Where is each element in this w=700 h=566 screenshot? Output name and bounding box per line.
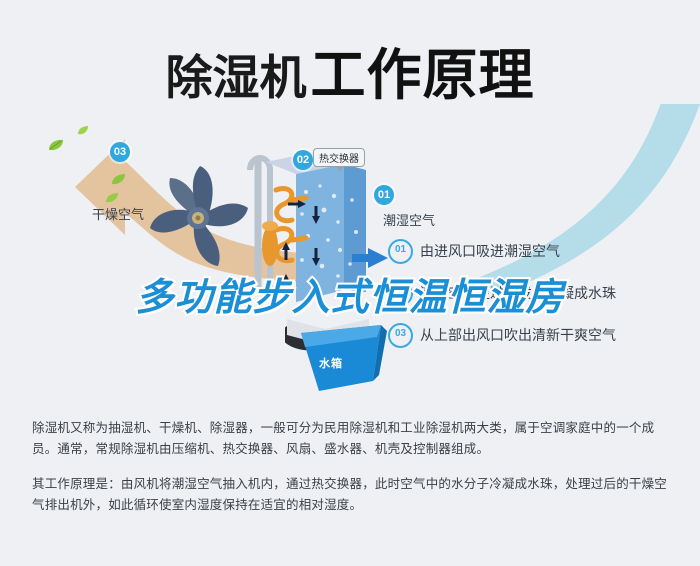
step-number-03: 03 — [388, 323, 413, 348]
list-item: 03 从上部出风口吹出清新干爽空气 — [388, 324, 698, 346]
water-tank-label: 水箱 — [319, 355, 343, 371]
list-item: 01 由进风口吸进潮湿空气 — [388, 240, 698, 262]
page-root: 除湿机工作原理 — [0, 0, 700, 566]
page-title-part2: 工作原理 — [310, 44, 534, 106]
body-copy: 除湿机又称为抽湿机、干燥机、除湿器，一般可分为民用除湿机和工业除湿机两大类，属于… — [32, 418, 672, 530]
step-text-03: 从上部出风口吹出清新干爽空气 — [420, 325, 616, 345]
dry-air-label: 干燥空气 — [92, 204, 144, 223]
step-text-01: 由进风口吸进潮湿空气 — [420, 241, 560, 261]
step-number-01: 01 — [388, 239, 413, 264]
overlay-watermark-label: 多功能步入式恒温恒湿房 — [135, 277, 564, 319]
heat-exchanger-callout: 热交换器 — [313, 148, 365, 167]
leaf-icon — [112, 172, 126, 190]
body-paragraph-1: 除湿机又称为抽湿机、干燥机、除湿器，一般可分为民用除湿机和工业除湿机两大类，属于… — [32, 418, 672, 460]
diagram-badge-02: 02 — [293, 150, 313, 170]
leaf-icon — [78, 122, 89, 140]
page-title: 除湿机工作原理 — [0, 30, 700, 110]
leaf-icon — [48, 138, 64, 156]
diagram-badge-01: 01 — [374, 185, 394, 205]
overlay-watermark-text: 多功能步入式恒温恒湿房 — [0, 266, 700, 321]
diagram-badge-03: 03 — [110, 142, 130, 162]
page-title-part1: 除湿机 — [165, 51, 306, 104]
body-paragraph-2: 其工作原理是：由风机将潮湿空气抽入机内，通过热交换器，此时空气中的水分子冷凝成水… — [32, 474, 672, 516]
humid-air-label: 潮湿空气 — [383, 210, 435, 229]
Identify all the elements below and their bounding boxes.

::::::::

What you need to do: Copy the lines from the one containing "step-number-03: 03 — [388, 323, 413, 348]" through the last line, swapping each "leaf-icon" for "leaf-graphic" and keeping everything else the same.

Result below:
step-number-03: 03 — [388, 323, 413, 348]
list-item: 03 从上部出风口吹出清新干爽空气 — [388, 324, 698, 346]
water-tank-label: 水箱 — [319, 355, 343, 371]
list-item: 01 由进风口吸进潮湿空气 — [388, 240, 698, 262]
page-root: 除湿机工作原理 — [0, 0, 700, 566]
page-title-part2: 工作原理 — [310, 44, 534, 106]
body-copy: 除湿机又称为抽湿机、干燥机、除湿器，一般可分为民用除湿机和工业除湿机两大类，属于… — [32, 418, 672, 530]
step-text-03: 从上部出风口吹出清新干爽空气 — [420, 325, 616, 345]
dry-air-label: 干燥空气 — [92, 204, 144, 223]
step-text-01: 由进风口吸进潮湿空气 — [420, 241, 560, 261]
step-number-01: 01 — [388, 239, 413, 264]
overlay-watermark-label: 多功能步入式恒温恒湿房 — [135, 277, 564, 319]
heat-exchanger-callout: 热交换器 — [313, 148, 365, 167]
leaf-graphic — [112, 172, 126, 190]
body-paragraph-1: 除湿机又称为抽湿机、干燥机、除湿器，一般可分为民用除湿机和工业除湿机两大类，属于… — [32, 418, 672, 460]
diagram-badge-02: 02 — [293, 150, 313, 170]
leaf-graphic — [78, 122, 89, 140]
page-title: 除湿机工作原理 — [0, 30, 700, 110]
leaf-graphic — [48, 138, 64, 156]
diagram-badge-01: 01 — [374, 185, 394, 205]
overlay-watermark-text: 多功能步入式恒温恒湿房 — [0, 266, 700, 321]
diagram-badge-03: 03 — [110, 142, 130, 162]
page-title-part1: 除湿机 — [165, 51, 306, 104]
body-paragraph-2: 其工作原理是：由风机将潮湿空气抽入机内，通过热交换器，此时空气中的水分子冷凝成水… — [32, 474, 672, 516]
humid-air-label: 潮湿空气 — [383, 210, 435, 229]
Identify all the elements below and their bounding boxes.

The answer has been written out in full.